* _Prompt_
Images do not belong in the copy. Retype all the entries below exactly.

[begin Exercise material]

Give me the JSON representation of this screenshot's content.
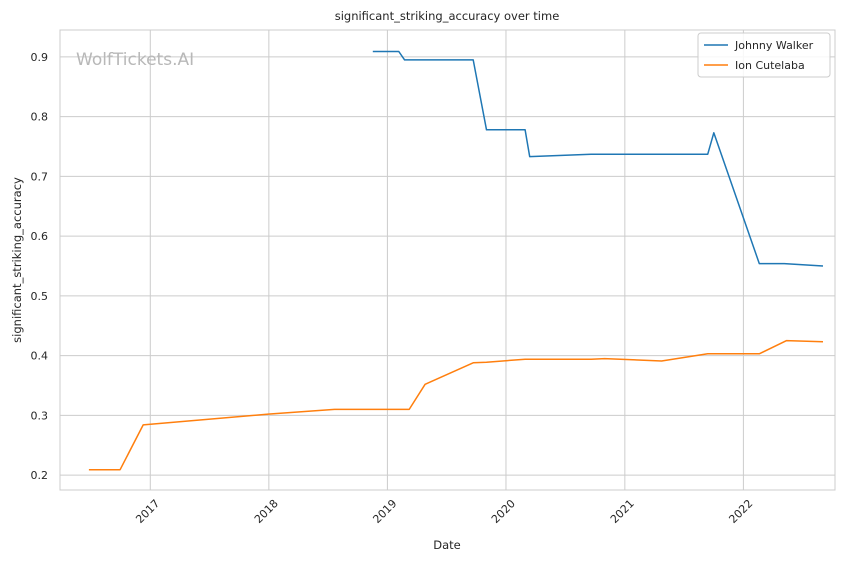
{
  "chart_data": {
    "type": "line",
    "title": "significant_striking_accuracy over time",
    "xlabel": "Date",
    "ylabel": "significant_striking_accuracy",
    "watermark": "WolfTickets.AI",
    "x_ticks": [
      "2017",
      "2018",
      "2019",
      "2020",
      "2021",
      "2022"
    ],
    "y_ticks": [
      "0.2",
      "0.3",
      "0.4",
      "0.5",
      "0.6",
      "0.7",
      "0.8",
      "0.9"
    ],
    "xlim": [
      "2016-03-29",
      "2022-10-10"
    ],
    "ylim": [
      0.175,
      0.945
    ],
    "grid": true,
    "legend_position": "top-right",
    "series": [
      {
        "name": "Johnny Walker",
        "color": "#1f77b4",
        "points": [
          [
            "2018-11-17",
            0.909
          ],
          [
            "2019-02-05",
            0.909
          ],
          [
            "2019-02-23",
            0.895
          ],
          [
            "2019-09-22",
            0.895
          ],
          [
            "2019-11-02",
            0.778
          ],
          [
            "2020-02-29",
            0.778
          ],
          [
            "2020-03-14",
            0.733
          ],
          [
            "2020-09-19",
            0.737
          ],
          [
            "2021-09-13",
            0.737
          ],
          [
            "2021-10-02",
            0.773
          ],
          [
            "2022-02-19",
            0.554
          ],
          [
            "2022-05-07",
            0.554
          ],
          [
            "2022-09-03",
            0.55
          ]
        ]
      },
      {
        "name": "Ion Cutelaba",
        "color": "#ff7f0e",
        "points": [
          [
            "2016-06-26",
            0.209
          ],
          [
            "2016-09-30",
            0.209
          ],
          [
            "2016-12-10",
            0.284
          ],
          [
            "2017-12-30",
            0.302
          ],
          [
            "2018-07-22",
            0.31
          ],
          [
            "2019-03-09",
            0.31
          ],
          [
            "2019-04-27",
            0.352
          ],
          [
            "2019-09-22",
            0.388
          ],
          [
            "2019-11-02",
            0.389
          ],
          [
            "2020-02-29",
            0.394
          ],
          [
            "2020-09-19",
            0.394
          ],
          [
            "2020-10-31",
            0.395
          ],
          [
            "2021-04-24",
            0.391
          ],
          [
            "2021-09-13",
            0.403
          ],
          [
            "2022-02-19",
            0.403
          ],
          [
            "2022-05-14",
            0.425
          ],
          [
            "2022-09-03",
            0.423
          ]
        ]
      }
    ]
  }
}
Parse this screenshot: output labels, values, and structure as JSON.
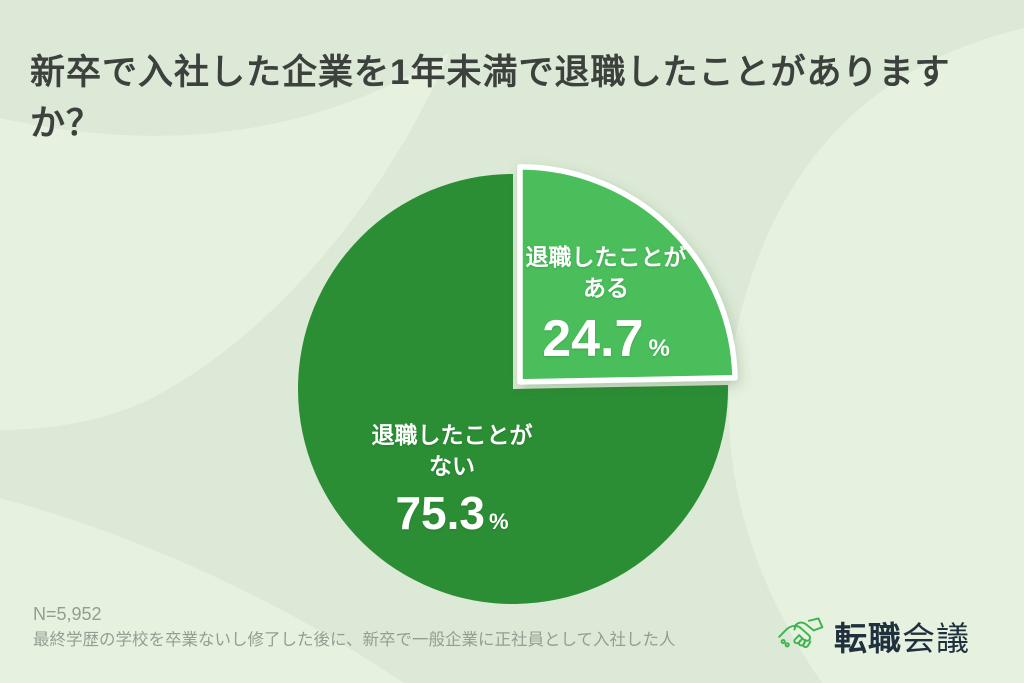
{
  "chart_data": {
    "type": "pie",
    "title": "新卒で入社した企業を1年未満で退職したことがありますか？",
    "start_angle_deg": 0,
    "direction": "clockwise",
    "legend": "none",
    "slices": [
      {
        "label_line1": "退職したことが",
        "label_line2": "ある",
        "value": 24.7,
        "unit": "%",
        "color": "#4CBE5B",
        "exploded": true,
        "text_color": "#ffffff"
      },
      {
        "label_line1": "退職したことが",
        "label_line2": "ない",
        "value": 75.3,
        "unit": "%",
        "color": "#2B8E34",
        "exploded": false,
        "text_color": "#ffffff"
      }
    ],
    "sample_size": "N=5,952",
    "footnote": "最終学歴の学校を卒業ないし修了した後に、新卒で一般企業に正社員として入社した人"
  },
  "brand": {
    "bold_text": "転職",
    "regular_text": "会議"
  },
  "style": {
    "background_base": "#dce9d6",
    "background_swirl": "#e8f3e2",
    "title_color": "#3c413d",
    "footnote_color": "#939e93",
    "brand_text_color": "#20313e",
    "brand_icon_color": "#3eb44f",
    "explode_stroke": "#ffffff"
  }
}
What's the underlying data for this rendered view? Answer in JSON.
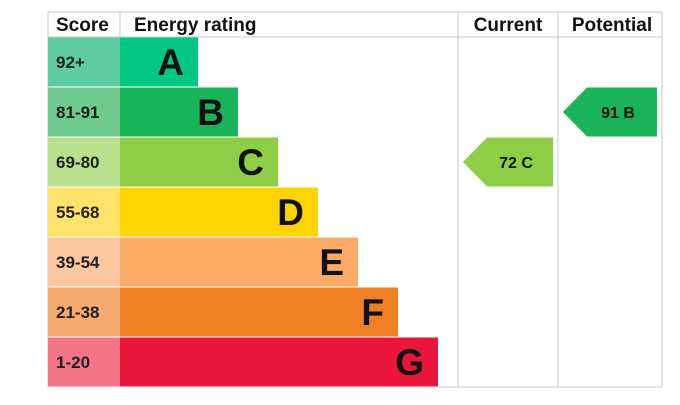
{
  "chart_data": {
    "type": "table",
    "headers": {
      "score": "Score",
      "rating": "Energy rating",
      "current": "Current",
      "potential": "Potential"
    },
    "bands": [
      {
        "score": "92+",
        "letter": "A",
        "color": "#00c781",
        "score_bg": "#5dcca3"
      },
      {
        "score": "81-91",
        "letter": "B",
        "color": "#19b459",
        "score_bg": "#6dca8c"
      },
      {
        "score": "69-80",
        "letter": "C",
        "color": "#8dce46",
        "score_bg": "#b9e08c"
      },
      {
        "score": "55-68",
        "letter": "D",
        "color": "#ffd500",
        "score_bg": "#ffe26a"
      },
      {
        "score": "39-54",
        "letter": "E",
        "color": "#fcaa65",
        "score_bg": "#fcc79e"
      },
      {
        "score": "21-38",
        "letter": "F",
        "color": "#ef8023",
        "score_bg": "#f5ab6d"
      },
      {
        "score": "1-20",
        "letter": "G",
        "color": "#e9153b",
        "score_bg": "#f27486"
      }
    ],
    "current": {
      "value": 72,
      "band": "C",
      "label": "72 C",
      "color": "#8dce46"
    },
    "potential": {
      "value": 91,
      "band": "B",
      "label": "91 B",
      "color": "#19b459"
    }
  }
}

[end Exercise material]

* _Final answer_
Give me the JSON representation of this screenshot's content.
{
  "chart_data": {
    "type": "line",
    "title": "significant_striking_accuracy over time",
    "xlabel": "Date",
    "ylabel": "significant_striking_accuracy",
    "watermark": "WolfTickets.AI",
    "x_ticks": [
      "2017",
      "2018",
      "2019",
      "2020",
      "2021",
      "2022"
    ],
    "y_ticks": [
      "0.2",
      "0.3",
      "0.4",
      "0.5",
      "0.6",
      "0.7",
      "0.8",
      "0.9"
    ],
    "xlim": [
      "2016-03-29",
      "2022-10-10"
    ],
    "ylim": [
      0.175,
      0.945
    ],
    "grid": true,
    "legend_position": "top-right",
    "series": [
      {
        "name": "Johnny Walker",
        "color": "#1f77b4",
        "points": [
          [
            "2018-11-17",
            0.909
          ],
          [
            "2019-02-05",
            0.909
          ],
          [
            "2019-02-23",
            0.895
          ],
          [
            "2019-09-22",
            0.895
          ],
          [
            "2019-11-02",
            0.778
          ],
          [
            "2020-02-29",
            0.778
          ],
          [
            "2020-03-14",
            0.733
          ],
          [
            "2020-09-19",
            0.737
          ],
          [
            "2021-09-13",
            0.737
          ],
          [
            "2021-10-02",
            0.773
          ],
          [
            "2022-02-19",
            0.554
          ],
          [
            "2022-05-07",
            0.554
          ],
          [
            "2022-09-03",
            0.55
          ]
        ]
      },
      {
        "name": "Ion Cutelaba",
        "color": "#ff7f0e",
        "points": [
          [
            "2016-06-26",
            0.209
          ],
          [
            "2016-09-30",
            0.209
          ],
          [
            "2016-12-10",
            0.284
          ],
          [
            "2017-12-30",
            0.302
          ],
          [
            "2018-07-22",
            0.31
          ],
          [
            "2019-03-09",
            0.31
          ],
          [
            "2019-04-27",
            0.352
          ],
          [
            "2019-09-22",
            0.388
          ],
          [
            "2019-11-02",
            0.389
          ],
          [
            "2020-02-29",
            0.394
          ],
          [
            "2020-09-19",
            0.394
          ],
          [
            "2020-10-31",
            0.395
          ],
          [
            "2021-04-24",
            0.391
          ],
          [
            "2021-09-13",
            0.403
          ],
          [
            "2022-02-19",
            0.403
          ],
          [
            "2022-05-14",
            0.425
          ],
          [
            "2022-09-03",
            0.423
          ]
        ]
      }
    ]
  }
}
Parse this screenshot: output labels, values, and structure as JSON.
{
  "chart_data": {
    "type": "pie",
    "title": "新卒で入社した企業を1年未満で退職したことがありますか？",
    "start_angle_deg": 0,
    "direction": "clockwise",
    "legend": "none",
    "slices": [
      {
        "label_line1": "退職したことが",
        "label_line2": "ある",
        "value": 24.7,
        "unit": "%",
        "color": "#4CBE5B",
        "exploded": true,
        "text_color": "#ffffff"
      },
      {
        "label_line1": "退職したことが",
        "label_line2": "ない",
        "value": 75.3,
        "unit": "%",
        "color": "#2B8E34",
        "exploded": false,
        "text_color": "#ffffff"
      }
    ],
    "sample_size": "N=5,952",
    "footnote": "最終学歴の学校を卒業ないし修了した後に、新卒で一般企業に正社員として入社した人"
  },
  "brand": {
    "bold_text": "転職",
    "regular_text": "会議"
  },
  "style": {
    "background_base": "#dce9d6",
    "background_swirl": "#e8f3e2",
    "title_color": "#3c413d",
    "footnote_color": "#939e93",
    "brand_text_color": "#20313e",
    "brand_icon_color": "#3eb44f",
    "explode_stroke": "#ffffff"
  }
}
What's the underlying data for this rendered view? Answer in JSON.
{
  "chart_data": {
    "type": "table",
    "headers": {
      "score": "Score",
      "rating": "Energy rating",
      "current": "Current",
      "potential": "Potential"
    },
    "bands": [
      {
        "score": "92+",
        "letter": "A",
        "color": "#00c781",
        "score_bg": "#5dcca3"
      },
      {
        "score": "81-91",
        "letter": "B",
        "color": "#19b459",
        "score_bg": "#6dca8c"
      },
      {
        "score": "69-80",
        "letter": "C",
        "color": "#8dce46",
        "score_bg": "#b9e08c"
      },
      {
        "score": "55-68",
        "letter": "D",
        "color": "#ffd500",
        "score_bg": "#ffe26a"
      },
      {
        "score": "39-54",
        "letter": "E",
        "color": "#fcaa65",
        "score_bg": "#fcc79e"
      },
      {
        "score": "21-38",
        "letter": "F",
        "color": "#ef8023",
        "score_bg": "#f5ab6d"
      },
      {
        "score": "1-20",
        "letter": "G",
        "color": "#e9153b",
        "score_bg": "#f27486"
      }
    ],
    "current": {
      "value": 72,
      "band": "C",
      "label": "72 C",
      "color": "#8dce46"
    },
    "potential": {
      "value": 91,
      "band": "B",
      "label": "91 B",
      "color": "#19b459"
    }
  }
}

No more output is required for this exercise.